> **Required work**
Gather up all lines that carry the word "ytgl".
== Source data ==
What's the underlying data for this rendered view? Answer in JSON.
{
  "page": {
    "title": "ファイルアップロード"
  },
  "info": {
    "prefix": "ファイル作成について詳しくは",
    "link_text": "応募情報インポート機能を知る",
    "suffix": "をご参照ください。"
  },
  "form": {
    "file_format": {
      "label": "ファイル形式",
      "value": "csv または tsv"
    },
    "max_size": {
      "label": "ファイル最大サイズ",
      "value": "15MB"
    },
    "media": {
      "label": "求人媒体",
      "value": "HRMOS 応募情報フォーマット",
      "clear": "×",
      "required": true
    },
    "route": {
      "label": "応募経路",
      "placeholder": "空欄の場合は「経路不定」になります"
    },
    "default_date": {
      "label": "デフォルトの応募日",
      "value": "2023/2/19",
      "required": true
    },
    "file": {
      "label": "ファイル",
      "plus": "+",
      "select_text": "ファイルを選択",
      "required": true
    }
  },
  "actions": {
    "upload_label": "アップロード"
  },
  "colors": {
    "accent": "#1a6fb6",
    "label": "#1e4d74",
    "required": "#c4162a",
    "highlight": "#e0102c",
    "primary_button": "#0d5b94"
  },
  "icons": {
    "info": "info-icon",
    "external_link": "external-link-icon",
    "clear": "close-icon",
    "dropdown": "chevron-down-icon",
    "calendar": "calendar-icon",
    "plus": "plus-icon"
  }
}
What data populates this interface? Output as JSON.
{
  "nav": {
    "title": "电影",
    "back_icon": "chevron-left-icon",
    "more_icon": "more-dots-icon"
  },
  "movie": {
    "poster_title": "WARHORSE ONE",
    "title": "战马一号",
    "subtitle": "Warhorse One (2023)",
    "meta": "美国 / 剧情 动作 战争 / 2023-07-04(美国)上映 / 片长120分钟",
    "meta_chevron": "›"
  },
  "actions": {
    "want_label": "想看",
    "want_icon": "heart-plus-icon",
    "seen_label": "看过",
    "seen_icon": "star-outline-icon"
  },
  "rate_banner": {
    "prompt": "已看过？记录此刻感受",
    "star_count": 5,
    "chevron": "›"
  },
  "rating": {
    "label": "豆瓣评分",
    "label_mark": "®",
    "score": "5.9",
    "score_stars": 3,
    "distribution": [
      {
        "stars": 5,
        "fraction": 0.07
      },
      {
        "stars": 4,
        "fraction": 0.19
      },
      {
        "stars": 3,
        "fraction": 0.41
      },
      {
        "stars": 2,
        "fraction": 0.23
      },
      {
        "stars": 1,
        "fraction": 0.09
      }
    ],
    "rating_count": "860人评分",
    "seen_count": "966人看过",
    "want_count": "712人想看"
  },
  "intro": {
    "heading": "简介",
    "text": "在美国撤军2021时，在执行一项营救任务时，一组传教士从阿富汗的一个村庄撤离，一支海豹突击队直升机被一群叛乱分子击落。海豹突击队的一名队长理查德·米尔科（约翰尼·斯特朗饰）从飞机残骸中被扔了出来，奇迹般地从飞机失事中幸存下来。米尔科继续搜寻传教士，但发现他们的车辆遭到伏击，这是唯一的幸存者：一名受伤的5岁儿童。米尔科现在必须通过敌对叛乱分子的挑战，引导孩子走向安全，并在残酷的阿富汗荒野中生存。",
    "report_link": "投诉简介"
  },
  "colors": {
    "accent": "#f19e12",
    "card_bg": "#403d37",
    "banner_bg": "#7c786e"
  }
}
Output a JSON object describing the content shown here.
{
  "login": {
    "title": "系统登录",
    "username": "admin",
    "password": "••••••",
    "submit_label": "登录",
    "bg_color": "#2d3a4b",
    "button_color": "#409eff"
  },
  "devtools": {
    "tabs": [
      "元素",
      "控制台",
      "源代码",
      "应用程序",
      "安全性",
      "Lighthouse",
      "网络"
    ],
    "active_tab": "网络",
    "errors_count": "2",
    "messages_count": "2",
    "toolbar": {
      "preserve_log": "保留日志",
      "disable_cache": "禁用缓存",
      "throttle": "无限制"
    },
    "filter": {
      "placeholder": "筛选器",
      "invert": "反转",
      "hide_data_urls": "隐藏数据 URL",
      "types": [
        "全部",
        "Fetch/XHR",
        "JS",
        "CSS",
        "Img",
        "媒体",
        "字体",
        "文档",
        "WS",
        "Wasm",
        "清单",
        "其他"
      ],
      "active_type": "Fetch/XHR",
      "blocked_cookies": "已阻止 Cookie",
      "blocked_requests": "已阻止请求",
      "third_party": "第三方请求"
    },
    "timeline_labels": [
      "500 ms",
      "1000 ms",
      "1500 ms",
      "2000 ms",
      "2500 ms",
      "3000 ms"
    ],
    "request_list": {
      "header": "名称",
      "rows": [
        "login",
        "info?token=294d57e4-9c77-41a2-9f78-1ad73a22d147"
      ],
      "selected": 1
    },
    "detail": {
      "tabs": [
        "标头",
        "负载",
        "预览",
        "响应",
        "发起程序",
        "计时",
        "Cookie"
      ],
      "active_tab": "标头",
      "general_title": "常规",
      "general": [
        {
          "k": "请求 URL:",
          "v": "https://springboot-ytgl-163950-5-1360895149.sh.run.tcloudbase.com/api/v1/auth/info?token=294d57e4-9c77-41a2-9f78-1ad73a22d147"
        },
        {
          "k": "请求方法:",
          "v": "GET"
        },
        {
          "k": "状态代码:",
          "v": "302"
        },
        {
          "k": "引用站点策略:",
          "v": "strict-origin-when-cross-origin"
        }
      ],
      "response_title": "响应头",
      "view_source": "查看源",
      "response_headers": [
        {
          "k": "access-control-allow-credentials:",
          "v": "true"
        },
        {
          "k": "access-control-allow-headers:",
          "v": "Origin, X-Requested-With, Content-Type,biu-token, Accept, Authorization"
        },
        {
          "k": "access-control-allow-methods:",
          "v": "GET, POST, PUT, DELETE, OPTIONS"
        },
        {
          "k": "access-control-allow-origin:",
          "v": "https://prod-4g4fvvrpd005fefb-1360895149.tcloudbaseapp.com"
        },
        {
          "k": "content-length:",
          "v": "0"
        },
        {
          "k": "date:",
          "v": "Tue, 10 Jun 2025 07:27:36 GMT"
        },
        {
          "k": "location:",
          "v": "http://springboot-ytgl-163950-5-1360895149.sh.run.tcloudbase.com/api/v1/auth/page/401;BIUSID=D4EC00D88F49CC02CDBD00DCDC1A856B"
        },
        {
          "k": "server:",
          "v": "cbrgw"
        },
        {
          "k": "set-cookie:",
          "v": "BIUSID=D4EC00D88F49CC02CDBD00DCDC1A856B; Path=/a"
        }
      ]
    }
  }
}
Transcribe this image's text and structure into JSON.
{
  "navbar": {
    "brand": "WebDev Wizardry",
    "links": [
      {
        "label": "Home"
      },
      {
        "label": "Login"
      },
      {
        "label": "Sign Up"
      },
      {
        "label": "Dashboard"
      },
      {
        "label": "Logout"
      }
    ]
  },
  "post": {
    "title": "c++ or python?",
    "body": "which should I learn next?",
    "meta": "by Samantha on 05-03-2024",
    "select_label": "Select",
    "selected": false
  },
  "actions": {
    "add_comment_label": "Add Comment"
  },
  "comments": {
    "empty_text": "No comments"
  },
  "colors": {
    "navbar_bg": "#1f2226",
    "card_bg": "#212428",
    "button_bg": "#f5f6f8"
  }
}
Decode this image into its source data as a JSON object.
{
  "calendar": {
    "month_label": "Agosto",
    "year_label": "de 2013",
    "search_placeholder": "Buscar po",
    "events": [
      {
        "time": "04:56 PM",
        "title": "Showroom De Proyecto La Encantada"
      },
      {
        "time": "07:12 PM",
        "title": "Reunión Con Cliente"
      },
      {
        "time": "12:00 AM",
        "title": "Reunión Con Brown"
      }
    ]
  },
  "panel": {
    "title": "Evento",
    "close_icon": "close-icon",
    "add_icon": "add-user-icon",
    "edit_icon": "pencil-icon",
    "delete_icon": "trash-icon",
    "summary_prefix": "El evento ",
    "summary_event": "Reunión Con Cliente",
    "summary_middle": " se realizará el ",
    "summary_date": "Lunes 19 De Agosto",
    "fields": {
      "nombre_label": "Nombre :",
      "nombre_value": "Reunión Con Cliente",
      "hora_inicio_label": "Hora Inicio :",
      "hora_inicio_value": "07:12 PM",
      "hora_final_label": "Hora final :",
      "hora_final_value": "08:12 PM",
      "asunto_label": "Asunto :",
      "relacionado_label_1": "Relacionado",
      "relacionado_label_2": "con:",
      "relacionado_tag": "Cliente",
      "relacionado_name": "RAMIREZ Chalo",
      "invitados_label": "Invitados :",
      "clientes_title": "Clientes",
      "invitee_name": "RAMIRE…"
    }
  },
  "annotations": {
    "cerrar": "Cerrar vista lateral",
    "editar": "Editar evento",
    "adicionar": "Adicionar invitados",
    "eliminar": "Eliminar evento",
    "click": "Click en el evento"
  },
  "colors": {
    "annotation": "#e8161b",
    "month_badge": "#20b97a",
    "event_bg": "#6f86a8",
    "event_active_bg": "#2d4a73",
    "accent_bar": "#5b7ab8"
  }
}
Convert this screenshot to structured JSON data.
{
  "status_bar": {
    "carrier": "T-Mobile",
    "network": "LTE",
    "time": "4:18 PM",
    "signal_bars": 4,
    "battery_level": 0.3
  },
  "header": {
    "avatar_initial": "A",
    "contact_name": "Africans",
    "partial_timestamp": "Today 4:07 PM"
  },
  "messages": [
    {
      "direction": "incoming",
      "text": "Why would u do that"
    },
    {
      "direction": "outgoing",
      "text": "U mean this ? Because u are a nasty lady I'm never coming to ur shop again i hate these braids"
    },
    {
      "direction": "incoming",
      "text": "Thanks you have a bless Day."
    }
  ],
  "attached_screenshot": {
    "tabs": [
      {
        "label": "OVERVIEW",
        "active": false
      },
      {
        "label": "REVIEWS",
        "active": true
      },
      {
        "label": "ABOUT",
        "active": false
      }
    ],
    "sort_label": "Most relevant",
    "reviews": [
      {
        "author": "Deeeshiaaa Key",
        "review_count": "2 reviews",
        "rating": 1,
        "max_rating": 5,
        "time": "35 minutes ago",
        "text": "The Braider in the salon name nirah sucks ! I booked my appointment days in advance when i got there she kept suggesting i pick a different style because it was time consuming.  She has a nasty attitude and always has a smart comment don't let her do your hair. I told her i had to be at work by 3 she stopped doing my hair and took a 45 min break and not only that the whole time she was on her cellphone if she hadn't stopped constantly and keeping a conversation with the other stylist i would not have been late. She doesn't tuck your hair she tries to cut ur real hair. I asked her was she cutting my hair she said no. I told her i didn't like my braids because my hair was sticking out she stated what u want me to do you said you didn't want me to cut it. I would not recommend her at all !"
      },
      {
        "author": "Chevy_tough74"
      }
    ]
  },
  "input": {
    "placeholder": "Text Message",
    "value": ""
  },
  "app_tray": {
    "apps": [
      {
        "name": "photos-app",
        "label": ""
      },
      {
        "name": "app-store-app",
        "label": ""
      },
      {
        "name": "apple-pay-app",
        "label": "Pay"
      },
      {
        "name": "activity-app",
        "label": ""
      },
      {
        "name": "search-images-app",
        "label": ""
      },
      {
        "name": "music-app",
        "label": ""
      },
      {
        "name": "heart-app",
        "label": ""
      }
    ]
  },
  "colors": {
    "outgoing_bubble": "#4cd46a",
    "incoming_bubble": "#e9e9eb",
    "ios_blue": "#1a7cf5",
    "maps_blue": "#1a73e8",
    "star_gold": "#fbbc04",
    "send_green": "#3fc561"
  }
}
===
> **Result of this task**
          "v": "https://springboot-ytgl-163950-5-1360895149.sh.run.tcloudbase.com/api/v1/auth/info?token=294d57e4-9c77-41a2-9f78-1ad73a22d147"
          "v": "http://springboot-ytgl-163950-5-1360895149.sh.run.tcloudbase.com/api/v1/auth/page/401;BIUSID=D4EC00D88F49CC02CDBD00DCDC1A856B"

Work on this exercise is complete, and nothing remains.